AIM
Format the data from its first line through the line containing "- window: [45, 474, 63, 639]", inclusive, as a numbered list, omitting any blank lines.
** start of PROVIDED DATA **
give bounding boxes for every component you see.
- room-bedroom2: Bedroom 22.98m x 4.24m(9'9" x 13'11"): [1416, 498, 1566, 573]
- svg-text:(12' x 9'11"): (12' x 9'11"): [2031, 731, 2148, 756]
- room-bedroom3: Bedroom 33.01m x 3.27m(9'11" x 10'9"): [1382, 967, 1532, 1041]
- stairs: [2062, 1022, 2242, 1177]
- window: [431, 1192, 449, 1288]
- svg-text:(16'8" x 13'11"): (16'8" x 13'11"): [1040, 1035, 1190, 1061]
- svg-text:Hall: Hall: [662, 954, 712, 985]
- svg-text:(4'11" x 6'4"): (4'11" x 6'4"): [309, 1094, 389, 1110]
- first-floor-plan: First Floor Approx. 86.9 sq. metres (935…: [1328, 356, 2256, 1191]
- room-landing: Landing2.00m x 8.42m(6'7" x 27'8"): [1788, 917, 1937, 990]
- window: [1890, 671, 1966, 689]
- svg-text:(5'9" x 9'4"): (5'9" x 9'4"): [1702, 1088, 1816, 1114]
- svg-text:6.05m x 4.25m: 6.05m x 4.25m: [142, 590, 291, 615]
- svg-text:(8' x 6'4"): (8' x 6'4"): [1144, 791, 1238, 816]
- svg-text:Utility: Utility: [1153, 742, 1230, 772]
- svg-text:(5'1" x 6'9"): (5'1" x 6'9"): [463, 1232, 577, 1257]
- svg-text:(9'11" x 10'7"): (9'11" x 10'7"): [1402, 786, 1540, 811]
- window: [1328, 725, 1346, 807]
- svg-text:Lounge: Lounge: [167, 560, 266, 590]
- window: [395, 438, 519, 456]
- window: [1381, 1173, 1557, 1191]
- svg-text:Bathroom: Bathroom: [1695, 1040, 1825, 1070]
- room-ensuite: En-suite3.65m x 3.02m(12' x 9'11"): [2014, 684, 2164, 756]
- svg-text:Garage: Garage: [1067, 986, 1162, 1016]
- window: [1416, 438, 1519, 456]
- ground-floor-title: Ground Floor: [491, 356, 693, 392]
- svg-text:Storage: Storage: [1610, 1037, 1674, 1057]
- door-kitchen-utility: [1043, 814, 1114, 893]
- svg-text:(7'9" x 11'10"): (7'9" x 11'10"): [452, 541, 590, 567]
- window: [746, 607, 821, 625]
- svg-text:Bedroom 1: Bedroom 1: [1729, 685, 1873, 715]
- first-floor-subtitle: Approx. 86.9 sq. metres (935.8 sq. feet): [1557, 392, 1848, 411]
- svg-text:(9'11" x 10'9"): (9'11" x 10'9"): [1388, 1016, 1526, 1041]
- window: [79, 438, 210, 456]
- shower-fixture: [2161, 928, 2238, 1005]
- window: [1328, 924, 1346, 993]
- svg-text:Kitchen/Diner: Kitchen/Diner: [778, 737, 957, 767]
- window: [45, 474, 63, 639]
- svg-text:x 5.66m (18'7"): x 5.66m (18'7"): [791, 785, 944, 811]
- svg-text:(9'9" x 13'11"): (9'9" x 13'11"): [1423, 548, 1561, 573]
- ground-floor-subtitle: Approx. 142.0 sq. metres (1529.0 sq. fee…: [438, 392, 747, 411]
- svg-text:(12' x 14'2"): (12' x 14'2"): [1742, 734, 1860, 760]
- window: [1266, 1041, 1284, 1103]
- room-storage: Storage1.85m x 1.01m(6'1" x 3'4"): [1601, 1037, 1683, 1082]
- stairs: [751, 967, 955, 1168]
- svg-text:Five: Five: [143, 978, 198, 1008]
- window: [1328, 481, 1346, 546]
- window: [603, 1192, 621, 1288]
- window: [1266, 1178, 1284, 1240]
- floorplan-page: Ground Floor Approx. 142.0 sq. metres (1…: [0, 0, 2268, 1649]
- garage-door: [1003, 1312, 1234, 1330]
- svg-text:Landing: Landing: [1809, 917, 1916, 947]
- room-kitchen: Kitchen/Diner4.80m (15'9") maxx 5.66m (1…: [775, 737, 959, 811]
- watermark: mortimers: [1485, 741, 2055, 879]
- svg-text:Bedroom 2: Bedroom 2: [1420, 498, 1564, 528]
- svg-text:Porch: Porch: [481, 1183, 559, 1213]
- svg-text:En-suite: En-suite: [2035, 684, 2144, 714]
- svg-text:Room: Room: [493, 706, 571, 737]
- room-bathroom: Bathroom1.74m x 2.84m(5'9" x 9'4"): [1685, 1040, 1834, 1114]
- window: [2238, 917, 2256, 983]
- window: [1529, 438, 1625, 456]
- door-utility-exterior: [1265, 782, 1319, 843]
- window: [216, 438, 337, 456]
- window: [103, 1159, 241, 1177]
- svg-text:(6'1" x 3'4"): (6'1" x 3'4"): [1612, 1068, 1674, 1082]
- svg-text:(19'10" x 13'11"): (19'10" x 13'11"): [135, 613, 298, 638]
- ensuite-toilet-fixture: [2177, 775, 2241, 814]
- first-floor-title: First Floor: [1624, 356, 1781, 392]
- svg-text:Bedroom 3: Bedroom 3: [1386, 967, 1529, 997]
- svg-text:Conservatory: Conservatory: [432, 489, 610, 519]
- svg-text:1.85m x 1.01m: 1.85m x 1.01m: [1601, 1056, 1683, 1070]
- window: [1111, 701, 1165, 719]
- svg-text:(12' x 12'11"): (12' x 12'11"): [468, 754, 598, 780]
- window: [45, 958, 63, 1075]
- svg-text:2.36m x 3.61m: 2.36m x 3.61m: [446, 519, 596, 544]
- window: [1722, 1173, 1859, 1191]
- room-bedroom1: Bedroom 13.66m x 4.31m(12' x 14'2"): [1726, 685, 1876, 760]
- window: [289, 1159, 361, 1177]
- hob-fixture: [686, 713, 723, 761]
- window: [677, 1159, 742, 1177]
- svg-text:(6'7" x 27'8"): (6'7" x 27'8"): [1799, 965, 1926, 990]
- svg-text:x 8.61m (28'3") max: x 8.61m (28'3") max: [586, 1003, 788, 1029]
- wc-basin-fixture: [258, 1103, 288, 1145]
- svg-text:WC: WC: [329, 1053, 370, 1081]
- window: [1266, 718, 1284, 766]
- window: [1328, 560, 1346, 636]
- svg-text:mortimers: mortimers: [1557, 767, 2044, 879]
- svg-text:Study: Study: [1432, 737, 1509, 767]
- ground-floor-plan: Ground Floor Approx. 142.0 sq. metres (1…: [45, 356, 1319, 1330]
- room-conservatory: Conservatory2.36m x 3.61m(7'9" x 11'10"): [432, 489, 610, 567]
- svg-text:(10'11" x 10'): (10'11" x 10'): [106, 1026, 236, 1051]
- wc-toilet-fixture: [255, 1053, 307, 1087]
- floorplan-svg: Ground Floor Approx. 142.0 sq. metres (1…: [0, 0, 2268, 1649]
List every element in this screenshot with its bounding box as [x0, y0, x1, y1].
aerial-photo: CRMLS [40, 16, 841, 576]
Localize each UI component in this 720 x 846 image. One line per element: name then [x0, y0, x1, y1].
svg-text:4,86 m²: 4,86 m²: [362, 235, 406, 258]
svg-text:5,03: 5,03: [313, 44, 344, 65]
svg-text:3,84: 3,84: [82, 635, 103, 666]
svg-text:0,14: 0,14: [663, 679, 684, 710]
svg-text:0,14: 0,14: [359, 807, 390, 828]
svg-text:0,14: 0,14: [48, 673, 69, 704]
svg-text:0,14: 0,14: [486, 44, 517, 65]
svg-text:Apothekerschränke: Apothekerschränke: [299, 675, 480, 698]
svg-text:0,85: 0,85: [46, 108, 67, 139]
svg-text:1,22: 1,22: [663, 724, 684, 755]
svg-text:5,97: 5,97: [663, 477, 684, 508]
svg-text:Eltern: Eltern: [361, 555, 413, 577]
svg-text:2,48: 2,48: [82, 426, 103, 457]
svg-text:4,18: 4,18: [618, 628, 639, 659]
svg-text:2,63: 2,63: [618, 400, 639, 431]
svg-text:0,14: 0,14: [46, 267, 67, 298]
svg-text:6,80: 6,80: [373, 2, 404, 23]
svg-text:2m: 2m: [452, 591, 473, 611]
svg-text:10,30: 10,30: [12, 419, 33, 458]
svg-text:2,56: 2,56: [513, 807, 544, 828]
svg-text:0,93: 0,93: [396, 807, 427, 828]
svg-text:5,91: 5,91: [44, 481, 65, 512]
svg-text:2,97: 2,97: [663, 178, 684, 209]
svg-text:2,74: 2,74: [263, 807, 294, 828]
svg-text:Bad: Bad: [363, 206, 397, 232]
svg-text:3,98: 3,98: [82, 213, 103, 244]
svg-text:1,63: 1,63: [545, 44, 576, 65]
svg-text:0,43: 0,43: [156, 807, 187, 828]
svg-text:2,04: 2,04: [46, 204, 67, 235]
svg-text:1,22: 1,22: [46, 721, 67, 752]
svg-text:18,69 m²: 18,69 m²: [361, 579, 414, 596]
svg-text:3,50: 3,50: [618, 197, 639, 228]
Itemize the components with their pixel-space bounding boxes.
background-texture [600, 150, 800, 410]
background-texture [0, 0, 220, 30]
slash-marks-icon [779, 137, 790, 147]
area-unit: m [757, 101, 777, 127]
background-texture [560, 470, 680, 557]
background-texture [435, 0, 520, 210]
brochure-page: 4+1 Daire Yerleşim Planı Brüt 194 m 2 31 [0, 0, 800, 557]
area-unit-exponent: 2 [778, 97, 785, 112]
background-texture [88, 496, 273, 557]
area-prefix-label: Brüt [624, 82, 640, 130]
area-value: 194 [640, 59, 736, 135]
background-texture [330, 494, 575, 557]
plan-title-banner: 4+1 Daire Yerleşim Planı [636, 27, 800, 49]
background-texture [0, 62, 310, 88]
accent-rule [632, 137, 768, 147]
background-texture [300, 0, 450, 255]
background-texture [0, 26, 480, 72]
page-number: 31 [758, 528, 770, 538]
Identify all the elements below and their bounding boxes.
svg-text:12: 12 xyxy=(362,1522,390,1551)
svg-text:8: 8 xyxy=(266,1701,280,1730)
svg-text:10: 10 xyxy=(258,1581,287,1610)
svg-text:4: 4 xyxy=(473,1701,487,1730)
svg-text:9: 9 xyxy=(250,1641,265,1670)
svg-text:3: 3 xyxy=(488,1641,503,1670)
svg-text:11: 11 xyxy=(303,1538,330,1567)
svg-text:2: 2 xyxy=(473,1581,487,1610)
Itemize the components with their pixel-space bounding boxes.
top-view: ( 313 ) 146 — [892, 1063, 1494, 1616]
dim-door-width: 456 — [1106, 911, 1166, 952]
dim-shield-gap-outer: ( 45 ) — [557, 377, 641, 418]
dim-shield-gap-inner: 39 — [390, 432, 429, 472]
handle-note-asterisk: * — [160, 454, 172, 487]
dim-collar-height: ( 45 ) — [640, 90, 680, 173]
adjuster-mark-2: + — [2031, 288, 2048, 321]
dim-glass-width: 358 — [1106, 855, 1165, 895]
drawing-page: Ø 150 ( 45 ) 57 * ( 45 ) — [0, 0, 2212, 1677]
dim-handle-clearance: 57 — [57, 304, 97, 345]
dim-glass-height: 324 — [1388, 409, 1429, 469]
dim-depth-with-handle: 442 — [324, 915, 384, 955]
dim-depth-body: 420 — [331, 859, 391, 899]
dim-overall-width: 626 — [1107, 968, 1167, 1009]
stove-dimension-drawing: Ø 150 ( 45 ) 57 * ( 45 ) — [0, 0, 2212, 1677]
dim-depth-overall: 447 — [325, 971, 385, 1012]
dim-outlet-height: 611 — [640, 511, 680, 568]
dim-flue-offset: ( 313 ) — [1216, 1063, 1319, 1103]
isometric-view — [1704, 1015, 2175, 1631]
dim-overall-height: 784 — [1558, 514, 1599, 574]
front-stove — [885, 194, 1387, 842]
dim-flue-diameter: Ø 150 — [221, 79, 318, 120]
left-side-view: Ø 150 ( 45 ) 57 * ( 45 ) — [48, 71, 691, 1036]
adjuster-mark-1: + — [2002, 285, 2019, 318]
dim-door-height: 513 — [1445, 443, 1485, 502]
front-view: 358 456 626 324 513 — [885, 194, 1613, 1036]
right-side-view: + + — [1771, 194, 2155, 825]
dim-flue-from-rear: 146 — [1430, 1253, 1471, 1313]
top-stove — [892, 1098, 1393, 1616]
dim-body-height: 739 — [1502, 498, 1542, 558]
** end of PROVIDED DATA **
THE OUTPUT
1. give bounding boxes for every component you see.
2. - room-bedroom2: Bedroom 22.98m x 4.24m(9'9" x 13'11"): [1416, 498, 1566, 573]
3. - svg-text:(12' x 9'11"): (12' x 9'11"): [2031, 731, 2148, 756]
4. - room-bedroom3: Bedroom 33.01m x 3.27m(9'11" x 10'9"): [1382, 967, 1532, 1041]
5. - stairs: [2062, 1022, 2242, 1177]
6. - window: [431, 1192, 449, 1288]
7. - svg-text:(16'8" x 13'11"): (16'8" x 13'11"): [1040, 1035, 1190, 1061]
8. - svg-text:Hall: Hall: [662, 954, 712, 985]
9. - svg-text:(4'11" x 6'4"): (4'11" x 6'4"): [309, 1094, 389, 1110]
10. - first-floor-plan: First Floor Approx. 86.9 sq. metres (935…: [1328, 356, 2256, 1191]
11. - room-landing: Landing2.00m x 8.42m(6'7" x 27'8"): [1788, 917, 1937, 990]
12. - window: [1890, 671, 1966, 689]
13. - svg-text:(5'9" x 9'4"): (5'9" x 9'4"): [1702, 1088, 1816, 1114]
14. - svg-text:6.05m x 4.25m: 6.05m x 4.25m: [142, 590, 291, 615]
15. - svg-text:(8' x 6'4"): (8' x 6'4"): [1144, 791, 1238, 816]
16. - svg-text:Utility: Utility: [1153, 742, 1230, 772]
17. - svg-text:(5'1" x 6'9"): (5'1" x 6'9"): [463, 1232, 577, 1257]
18. - svg-text:(9'11" x 10'7"): (9'11" x 10'7"): [1402, 786, 1540, 811]
19. - window: [1328, 725, 1346, 807]
20. - svg-text:Lounge: Lounge: [167, 560, 266, 590]
21. - window: [395, 438, 519, 456]
22. - window: [1381, 1173, 1557, 1191]
23. - svg-text:Bathroom: Bathroom: [1695, 1040, 1825, 1070]
24. - room-ensuite: En-suite3.65m x 3.02m(12' x 9'11"): [2014, 684, 2164, 756]
25. - svg-text:Garage: Garage: [1067, 986, 1162, 1016]
26. - window: [1416, 438, 1519, 456]
27. - ground-floor-title: Ground Floor: [491, 356, 693, 392]
28. - svg-text:Storage: Storage: [1610, 1037, 1674, 1057]
29. - door-kitchen-utility: [1043, 814, 1114, 893]
30. - svg-text:(7'9" x 11'10"): (7'9" x 11'10"): [452, 541, 590, 567]
31. - window: [746, 607, 821, 625]
32. - svg-text:Bedroom 1: Bedroom 1: [1729, 685, 1873, 715]
33. - first-floor-subtitle: Approx. 86.9 sq. metres (935.8 sq. feet): [1557, 392, 1848, 411]
34. - svg-text:(9'11" x 10'9"): (9'11" x 10'9"): [1388, 1016, 1526, 1041]
35. - window: [79, 438, 210, 456]
36. - shower-fixture: [2161, 928, 2238, 1005]
37. - window: [1328, 924, 1346, 993]
38. - svg-text:Kitchen/Diner: Kitchen/Diner: [778, 737, 957, 767]
39. - window: [45, 474, 63, 639]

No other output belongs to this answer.